Every line with the string "Naira" should be gathered.

━━━ Extracted material

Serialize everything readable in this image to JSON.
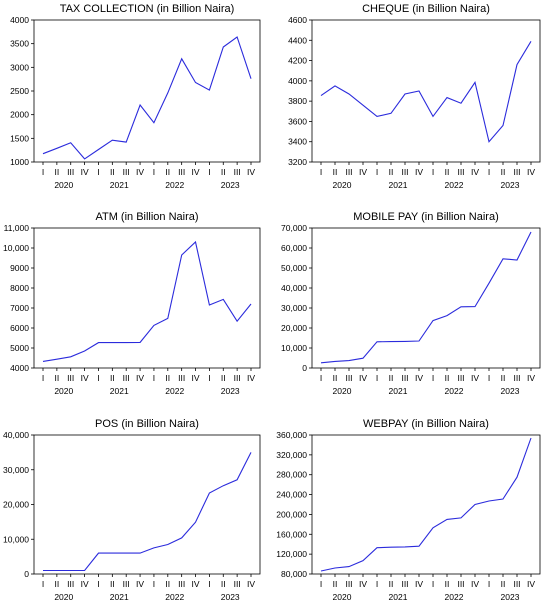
{
  "colors": {
    "series": "#2b2bdc",
    "axes": "#000000",
    "background": "#ffffff"
  },
  "chart_data": [
    {
      "type": "line",
      "title": "TAX COLLECTION (in Billion Naira)",
      "quarter_labels": [
        "I",
        "II",
        "III",
        "IV",
        "I",
        "II",
        "III",
        "IV",
        "I",
        "II",
        "III",
        "IV",
        "I",
        "II",
        "III",
        "IV"
      ],
      "year_labels": [
        "2020",
        "2021",
        "2022",
        "2023"
      ],
      "y_ticks": [
        "1000",
        "1500",
        "2000",
        "2500",
        "3000",
        "3500",
        "4000"
      ],
      "ylim": [
        1000,
        4000
      ],
      "grid": false,
      "x": [
        "2020Q1",
        "2020Q2",
        "2020Q3",
        "2020Q4",
        "2021Q1",
        "2021Q2",
        "2021Q3",
        "2021Q4",
        "2022Q1",
        "2022Q2",
        "2022Q3",
        "2022Q4",
        "2023Q1",
        "2023Q2",
        "2023Q3",
        "2023Q4"
      ],
      "values": [
        1175,
        1290,
        1405,
        1065,
        1265,
        1460,
        1420,
        2205,
        1830,
        2460,
        3180,
        2680,
        2520,
        3430,
        3640,
        2760
      ]
    },
    {
      "type": "line",
      "title": "CHEQUE (in Billion Naira)",
      "quarter_labels": [
        "I",
        "II",
        "III",
        "IV",
        "I",
        "II",
        "III",
        "IV",
        "I",
        "II",
        "III",
        "IV",
        "I",
        "II",
        "III",
        "IV"
      ],
      "year_labels": [
        "2020",
        "2021",
        "2022",
        "2023"
      ],
      "y_ticks": [
        "3200",
        "3400",
        "3600",
        "3800",
        "4000",
        "4200",
        "4400",
        "4600"
      ],
      "ylim": [
        3200,
        4600
      ],
      "grid": false,
      "x": [
        "2020Q1",
        "2020Q2",
        "2020Q3",
        "2020Q4",
        "2021Q1",
        "2021Q2",
        "2021Q3",
        "2021Q4",
        "2022Q1",
        "2022Q2",
        "2022Q3",
        "2022Q4",
        "2023Q1",
        "2023Q2",
        "2023Q3",
        "2023Q4"
      ],
      "values": [
        3855,
        3950,
        3870,
        3760,
        3650,
        3680,
        3870,
        3900,
        3650,
        3835,
        3780,
        3985,
        3400,
        3560,
        4160,
        4390
      ]
    },
    {
      "type": "line",
      "title": "ATM (in Billion Naira)",
      "quarter_labels": [
        "I",
        "II",
        "III",
        "IV",
        "I",
        "II",
        "III",
        "IV",
        "I",
        "II",
        "III",
        "IV",
        "I",
        "II",
        "III",
        "IV"
      ],
      "year_labels": [
        "2020",
        "2021",
        "2022",
        "2023"
      ],
      "y_ticks": [
        "4000",
        "5000",
        "6000",
        "7000",
        "8000",
        "9000",
        "10,000",
        "11,000"
      ],
      "ylim": [
        4000,
        11000
      ],
      "grid": false,
      "x": [
        "2020Q1",
        "2020Q2",
        "2020Q3",
        "2020Q4",
        "2021Q1",
        "2021Q2",
        "2021Q3",
        "2021Q4",
        "2022Q1",
        "2022Q2",
        "2022Q3",
        "2022Q4",
        "2023Q1",
        "2023Q2",
        "2023Q3",
        "2023Q4"
      ],
      "values": [
        4330,
        4440,
        4560,
        4850,
        5270,
        5270,
        5270,
        5280,
        6130,
        6480,
        9650,
        10300,
        7150,
        7430,
        6340,
        7200
      ]
    },
    {
      "type": "line",
      "title": "MOBILE PAY (in Billion Naira)",
      "quarter_labels": [
        "I",
        "II",
        "III",
        "IV",
        "I",
        "II",
        "III",
        "IV",
        "I",
        "II",
        "III",
        "IV",
        "I",
        "II",
        "III",
        "IV"
      ],
      "year_labels": [
        "2020",
        "2021",
        "2022",
        "2023"
      ],
      "y_ticks": [
        "0",
        "10,000",
        "20,000",
        "30,000",
        "40,000",
        "50,000",
        "60,000",
        "70,000"
      ],
      "ylim": [
        0,
        70000
      ],
      "grid": false,
      "x": [
        "2020Q1",
        "2020Q2",
        "2020Q3",
        "2020Q4",
        "2021Q1",
        "2021Q2",
        "2021Q3",
        "2021Q4",
        "2022Q1",
        "2022Q2",
        "2022Q3",
        "2022Q4",
        "2023Q1",
        "2023Q2",
        "2023Q3",
        "2023Q4"
      ],
      "values": [
        2600,
        3300,
        3700,
        4900,
        13100,
        13200,
        13300,
        13500,
        23700,
        26200,
        30600,
        30700,
        42400,
        54600,
        54000,
        68000
      ]
    },
    {
      "type": "line",
      "title": "POS (in Billion Naira)",
      "quarter_labels": [
        "I",
        "II",
        "III",
        "IV",
        "I",
        "II",
        "III",
        "IV",
        "I",
        "II",
        "III",
        "IV",
        "I",
        "II",
        "III",
        "IV"
      ],
      "year_labels": [
        "2020",
        "2021",
        "2022",
        "2023"
      ],
      "y_ticks": [
        "0",
        "10,000",
        "20,000",
        "30,000",
        "40,000"
      ],
      "ylim": [
        0,
        40000
      ],
      "grid": false,
      "x": [
        "2020Q1",
        "2020Q2",
        "2020Q3",
        "2020Q4",
        "2021Q1",
        "2021Q2",
        "2021Q3",
        "2021Q4",
        "2022Q1",
        "2022Q2",
        "2022Q3",
        "2022Q4",
        "2023Q1",
        "2023Q2",
        "2023Q3",
        "2023Q4"
      ],
      "values": [
        1000,
        1000,
        1000,
        1000,
        6000,
        6000,
        6000,
        6000,
        7500,
        8500,
        10400,
        14900,
        23300,
        25400,
        27100,
        35000
      ]
    },
    {
      "type": "line",
      "title": "WEBPAY (in Billion Naira)",
      "quarter_labels": [
        "I",
        "II",
        "III",
        "IV",
        "I",
        "II",
        "III",
        "IV",
        "I",
        "II",
        "III",
        "IV",
        "I",
        "II",
        "III",
        "IV"
      ],
      "year_labels": [
        "2020",
        "2021",
        "2022",
        "2023"
      ],
      "y_ticks": [
        "80,000",
        "120,000",
        "160,000",
        "200,000",
        "240,000",
        "280,000",
        "320,000",
        "360,000"
      ],
      "ylim": [
        80000,
        360000
      ],
      "grid": false,
      "x": [
        "2020Q1",
        "2020Q2",
        "2020Q3",
        "2020Q4",
        "2021Q1",
        "2021Q2",
        "2021Q3",
        "2021Q4",
        "2022Q1",
        "2022Q2",
        "2022Q3",
        "2022Q4",
        "2023Q1",
        "2023Q2",
        "2023Q3",
        "2023Q4"
      ],
      "values": [
        86000,
        92000,
        95000,
        107000,
        133000,
        134000,
        134500,
        136000,
        173000,
        190000,
        193000,
        220000,
        227000,
        231000,
        275000,
        354000
      ]
    }
  ]
}
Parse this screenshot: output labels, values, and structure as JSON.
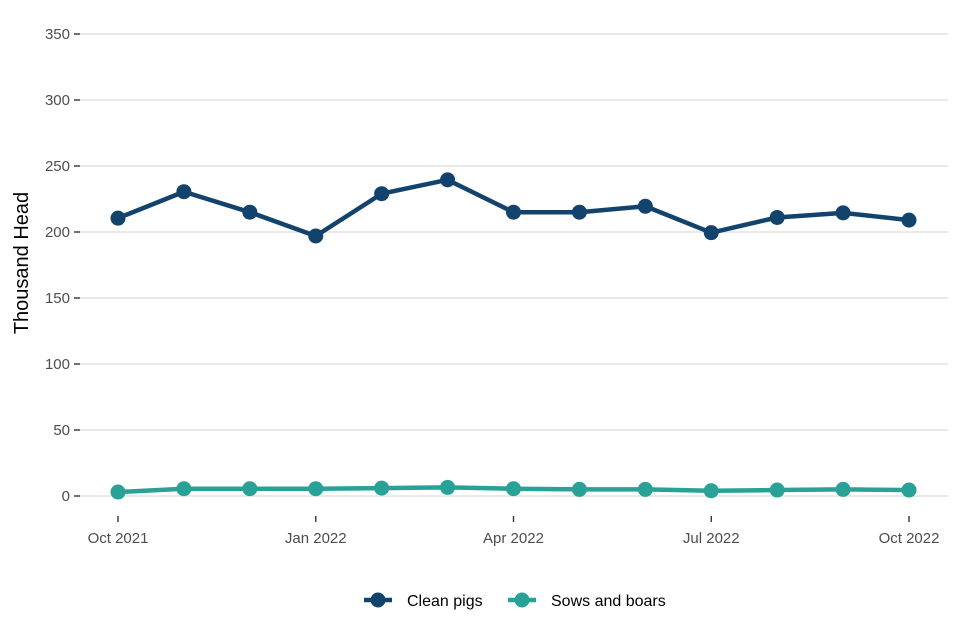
{
  "chart_data": {
    "type": "line",
    "title": "",
    "xlabel": "",
    "ylabel": "Thousand Head",
    "ylim": [
      0,
      350
    ],
    "yticks": [
      0,
      50,
      100,
      150,
      200,
      250,
      300,
      350
    ],
    "x": [
      "2021-10",
      "2021-11",
      "2021-12",
      "2022-01",
      "2022-02",
      "2022-03",
      "2022-04",
      "2022-05",
      "2022-06",
      "2022-07",
      "2022-08",
      "2022-09",
      "2022-10"
    ],
    "xtick_labels": [
      {
        "x": "2021-10",
        "label": "Oct 2021"
      },
      {
        "x": "2022-01",
        "label": "Jan 2022"
      },
      {
        "x": "2022-04",
        "label": "Apr 2022"
      },
      {
        "x": "2022-07",
        "label": "Jul 2022"
      },
      {
        "x": "2022-10",
        "label": "Oct 2022"
      }
    ],
    "grid": true,
    "legend_position": "bottom",
    "series": [
      {
        "name": "Clean pigs",
        "color": "#12436d",
        "values": [
          210.5,
          230.5,
          215,
          197,
          229,
          239.5,
          215,
          215,
          219.5,
          199.5,
          211,
          214.5,
          209
        ]
      },
      {
        "name": "Sows and boars",
        "color": "#28a197",
        "values": [
          3,
          5.5,
          5.5,
          5.5,
          6,
          6.5,
          5.5,
          5,
          5,
          4,
          4.5,
          5,
          4.5
        ]
      }
    ]
  }
}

━━━━━━

--- Answer to this problem ---
      "title": "TAX COLLECTION (in Billion Naira)",
      "title": "CHEQUE (in Billion Naira)",
      "title": "ATM (in Billion Naira)",
      "title": "MOBILE PAY (in Billion Naira)",
      "title": "POS (in Billion Naira)",
      "title": "WEBPAY (in Billion Naira)",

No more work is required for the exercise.